### Problem details:
Copy all the entries word for word, but omit the pictures.

### Provided entries:
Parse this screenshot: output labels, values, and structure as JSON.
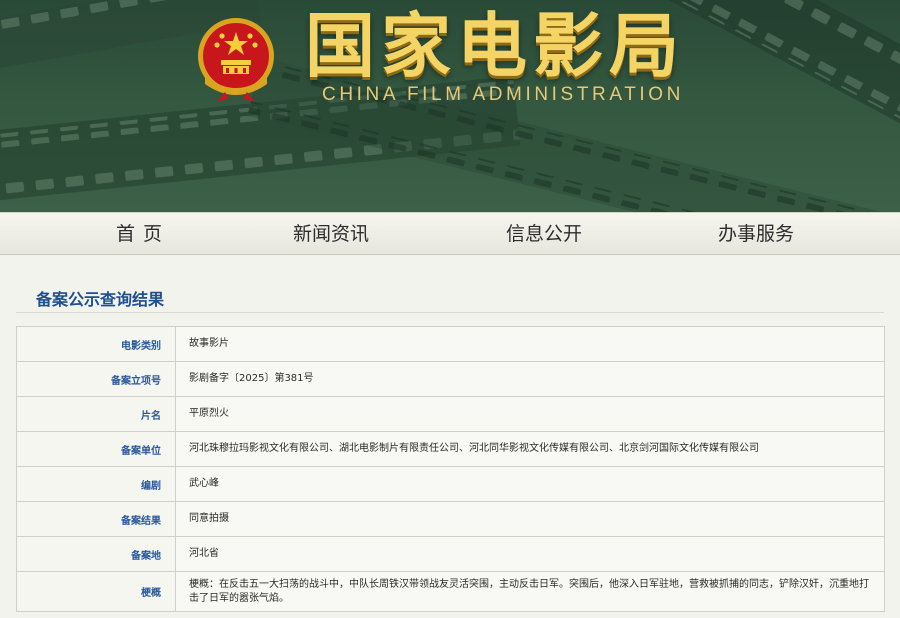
{
  "header": {
    "title": "国家电影局",
    "subtitle": "CHINA FILM ADMINISTRATION"
  },
  "nav": {
    "items": [
      {
        "label": "首页"
      },
      {
        "label": "新闻资讯"
      },
      {
        "label": "信息公开"
      },
      {
        "label": "办事服务"
      }
    ]
  },
  "section": {
    "title": "备案公示查询结果"
  },
  "record": {
    "rows": [
      {
        "label": "电影类别",
        "value": "故事影片"
      },
      {
        "label": "备案立项号",
        "value": "影剧备字〔2025〕第381号"
      },
      {
        "label": "片名",
        "value": "平原烈火"
      },
      {
        "label": "备案单位",
        "value": "河北珠穆拉玛影视文化有限公司、湖北电影制片有限责任公司、河北同华影视文化传媒有限公司、北京剑河国际文化传媒有限公司"
      },
      {
        "label": "编剧",
        "value": "武心峰"
      },
      {
        "label": "备案结果",
        "value": "同意拍摄"
      },
      {
        "label": "备案地",
        "value": "河北省"
      },
      {
        "label": "梗概",
        "value": "梗概：在反击五一大扫荡的战斗中，中队长周铁汉带领战友灵活突围，主动反击日军。突围后，他深入日军驻地，营救被抓捕的同志，铲除汉奸，沉重地打击了日军的嚣张气焰。"
      }
    ]
  },
  "colors": {
    "banner_green": "#33573f",
    "title_gold": "#f3d465",
    "link_blue": "#1f4f8f",
    "label_blue": "#2b5a9a",
    "emblem_red": "#c8161d"
  },
  "icons": {
    "emblem": "national-emblem-icon"
  }
}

### Written answer:
Parse this screenshot: output labels, values, and structure as JSON.
{
  "header": {
    "title": "国家电影局",
    "subtitle": "CHINA FILM ADMINISTRATION"
  },
  "nav": {
    "items": [
      {
        "label": "首页"
      },
      {
        "label": "新闻资讯"
      },
      {
        "label": "信息公开"
      },
      {
        "label": "办事服务"
      }
    ]
  },
  "section": {
    "title": "备案公示查询结果"
  },
  "record": {
    "rows": [
      {
        "label": "电影类别",
        "value": "故事影片"
      },
      {
        "label": "备案立项号",
        "value": "影剧备字〔2025〕第381号"
      },
      {
        "label": "片名",
        "value": "平原烈火"
      },
      {
        "label": "备案单位",
        "value": "河北珠穆拉玛影视文化有限公司、湖北电影制片有限责任公司、河北同华影视文化传媒有限公司、北京剑河国际文化传媒有限公司"
      },
      {
        "label": "编剧",
        "value": "武心峰"
      },
      {
        "label": "备案结果",
        "value": "同意拍摄"
      },
      {
        "label": "备案地",
        "value": "河北省"
      },
      {
        "label": "梗概",
        "value": "梗概：在反击五一大扫荡的战斗中，中队长周铁汉带领战友灵活突围，主动反击日军。突围后，他深入日军驻地，营救被抓捕的同志，铲除汉奸，沉重地打击了日军的嚣张气焰。"
      }
    ]
  },
  "colors": {
    "banner_green": "#33573f",
    "title_gold": "#f3d465",
    "link_blue": "#1f4f8f",
    "label_blue": "#2b5a9a",
    "emblem_red": "#c8161d"
  },
  "icons": {
    "emblem": "national-emblem-icon"
  }
}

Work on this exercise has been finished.